Prices at pumps around Fargo and Moorhead this week ranged from about $2.42 to $2.48 per gallon for regular unleaded, down about a dime from a week ago.
With commodity prices showing signs of rising, LaDoucer said prices at the pump could follow suit.
“Our market here tends to respond fairly quickly because we have one of the most competitive markets in the country,” said LaDoucer, adding that gas prices currently vary widely across North Dakota.
“Here in Fargo, we’re paying about $2.45 a gallon, whereas in Bismarck it’s $2.74. As we approach the Fourth of July holiday, I would expect Fargo’s (prices) might move higher and others might come down a little bit,” LaDoucer said.
Whatever the weekend brings, gas prices this summer are well below levels experienced in recent years.
Last summer, the statewide average in North Dakota for regular unleaded was $4.06 a gallon during the Fourth of July weekend, typically the busiest weekend of the year for family automobile travel.

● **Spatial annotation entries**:
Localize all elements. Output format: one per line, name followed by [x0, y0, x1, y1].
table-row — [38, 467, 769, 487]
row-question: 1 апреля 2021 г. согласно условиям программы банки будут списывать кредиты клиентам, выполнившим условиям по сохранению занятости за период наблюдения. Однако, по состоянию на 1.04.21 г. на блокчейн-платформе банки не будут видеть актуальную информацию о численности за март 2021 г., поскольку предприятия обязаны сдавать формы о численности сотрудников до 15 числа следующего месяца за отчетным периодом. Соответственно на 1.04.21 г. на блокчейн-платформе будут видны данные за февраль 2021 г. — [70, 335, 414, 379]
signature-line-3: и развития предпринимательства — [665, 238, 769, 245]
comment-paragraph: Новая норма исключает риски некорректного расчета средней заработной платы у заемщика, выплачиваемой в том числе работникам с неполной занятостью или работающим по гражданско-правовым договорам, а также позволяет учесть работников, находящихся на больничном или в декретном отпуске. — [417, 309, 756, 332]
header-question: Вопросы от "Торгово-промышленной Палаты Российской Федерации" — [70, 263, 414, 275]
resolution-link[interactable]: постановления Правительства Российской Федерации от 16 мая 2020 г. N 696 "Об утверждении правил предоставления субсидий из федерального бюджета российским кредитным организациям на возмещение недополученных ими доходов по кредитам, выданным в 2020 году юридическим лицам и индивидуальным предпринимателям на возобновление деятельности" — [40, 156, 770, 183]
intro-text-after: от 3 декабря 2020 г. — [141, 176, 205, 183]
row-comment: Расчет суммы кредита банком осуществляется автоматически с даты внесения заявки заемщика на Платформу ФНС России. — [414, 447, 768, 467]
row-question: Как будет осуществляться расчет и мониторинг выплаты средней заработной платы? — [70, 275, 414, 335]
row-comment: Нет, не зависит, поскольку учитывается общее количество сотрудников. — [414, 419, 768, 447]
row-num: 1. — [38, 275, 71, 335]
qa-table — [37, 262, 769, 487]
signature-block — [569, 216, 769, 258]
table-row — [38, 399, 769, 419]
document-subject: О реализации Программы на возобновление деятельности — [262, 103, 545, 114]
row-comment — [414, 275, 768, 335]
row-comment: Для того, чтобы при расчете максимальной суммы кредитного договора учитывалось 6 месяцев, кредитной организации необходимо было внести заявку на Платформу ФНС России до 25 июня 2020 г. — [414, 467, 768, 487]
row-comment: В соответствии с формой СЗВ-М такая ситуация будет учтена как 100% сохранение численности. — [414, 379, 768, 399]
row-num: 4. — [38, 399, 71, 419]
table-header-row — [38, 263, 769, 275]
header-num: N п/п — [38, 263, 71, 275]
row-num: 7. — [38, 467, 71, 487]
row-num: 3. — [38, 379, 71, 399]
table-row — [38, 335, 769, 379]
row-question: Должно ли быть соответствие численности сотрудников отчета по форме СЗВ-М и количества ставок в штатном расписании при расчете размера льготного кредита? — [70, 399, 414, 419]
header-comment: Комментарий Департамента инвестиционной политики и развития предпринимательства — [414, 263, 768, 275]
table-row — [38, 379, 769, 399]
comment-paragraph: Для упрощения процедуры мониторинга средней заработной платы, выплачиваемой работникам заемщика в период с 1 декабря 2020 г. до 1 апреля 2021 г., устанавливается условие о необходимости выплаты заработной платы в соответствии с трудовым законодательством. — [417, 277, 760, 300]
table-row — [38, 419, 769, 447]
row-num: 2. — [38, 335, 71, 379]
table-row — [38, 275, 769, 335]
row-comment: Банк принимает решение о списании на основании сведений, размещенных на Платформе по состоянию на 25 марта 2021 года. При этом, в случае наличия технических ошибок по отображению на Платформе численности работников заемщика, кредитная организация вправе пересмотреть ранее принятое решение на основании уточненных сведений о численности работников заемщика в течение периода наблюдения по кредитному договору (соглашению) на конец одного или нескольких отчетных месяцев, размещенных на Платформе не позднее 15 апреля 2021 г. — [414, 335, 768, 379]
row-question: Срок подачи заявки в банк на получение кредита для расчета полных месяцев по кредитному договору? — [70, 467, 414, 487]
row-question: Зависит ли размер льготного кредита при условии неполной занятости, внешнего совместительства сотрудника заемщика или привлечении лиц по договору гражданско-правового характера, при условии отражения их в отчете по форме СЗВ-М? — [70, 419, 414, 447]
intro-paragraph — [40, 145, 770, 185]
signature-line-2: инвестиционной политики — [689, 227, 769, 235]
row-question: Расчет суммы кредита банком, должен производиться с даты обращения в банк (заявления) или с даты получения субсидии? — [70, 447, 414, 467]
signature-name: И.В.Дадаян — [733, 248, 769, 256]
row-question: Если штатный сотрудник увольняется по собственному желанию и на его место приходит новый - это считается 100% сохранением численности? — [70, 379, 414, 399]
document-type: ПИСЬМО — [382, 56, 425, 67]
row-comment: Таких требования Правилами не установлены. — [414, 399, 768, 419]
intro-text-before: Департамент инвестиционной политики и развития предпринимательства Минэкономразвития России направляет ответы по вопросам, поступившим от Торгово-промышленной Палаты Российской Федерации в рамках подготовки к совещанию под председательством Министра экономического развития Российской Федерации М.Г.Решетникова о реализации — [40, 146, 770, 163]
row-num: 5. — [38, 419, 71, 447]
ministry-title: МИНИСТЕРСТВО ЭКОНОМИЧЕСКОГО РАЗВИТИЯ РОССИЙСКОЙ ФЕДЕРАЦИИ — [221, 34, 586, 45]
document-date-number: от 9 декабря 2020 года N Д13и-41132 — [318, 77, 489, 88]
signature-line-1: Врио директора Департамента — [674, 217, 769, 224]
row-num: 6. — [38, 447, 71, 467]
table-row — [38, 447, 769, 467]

● **What to work on**:
1. Please render the records as a JSON list of strings, one string per line, covering everything from the start of the records down to the line containing "table-row — [38, 467, 769, 487]".
2. Continue the gas prices text from where it stops.
The text about gas prices has no connection to the records.

● **Answers for the exercise**:
1.
[
  "Localize all elements. Output format: one per line, name followed by [x0, y0, x1, y1].",
  "table-row — [38, 467, 769, 487]"
]

2.
“High gasoline prices kept a lot of people home or near home,” LaDoucer said of last year’s situation.
This year, it appears the uncertain economy will lead to fewer travelers, according to LaDoucer.
About 2.8 million people are expected to travel over the coming weekend in a region that includes North Dakota, Minnesota, South Dakota, Iowa, Missouri, Kansas and Nebraska, according to AAA projections.
That would be a drop of 3.1 percent from last summer, according to LaDoucer.
“People are still traveling, but they’re traveling more regional and they’re traveling for fewer days,” he said.
Instead of seven- to 10-day trips, journeys this summer are expected to be in the five- to six-day range, he said.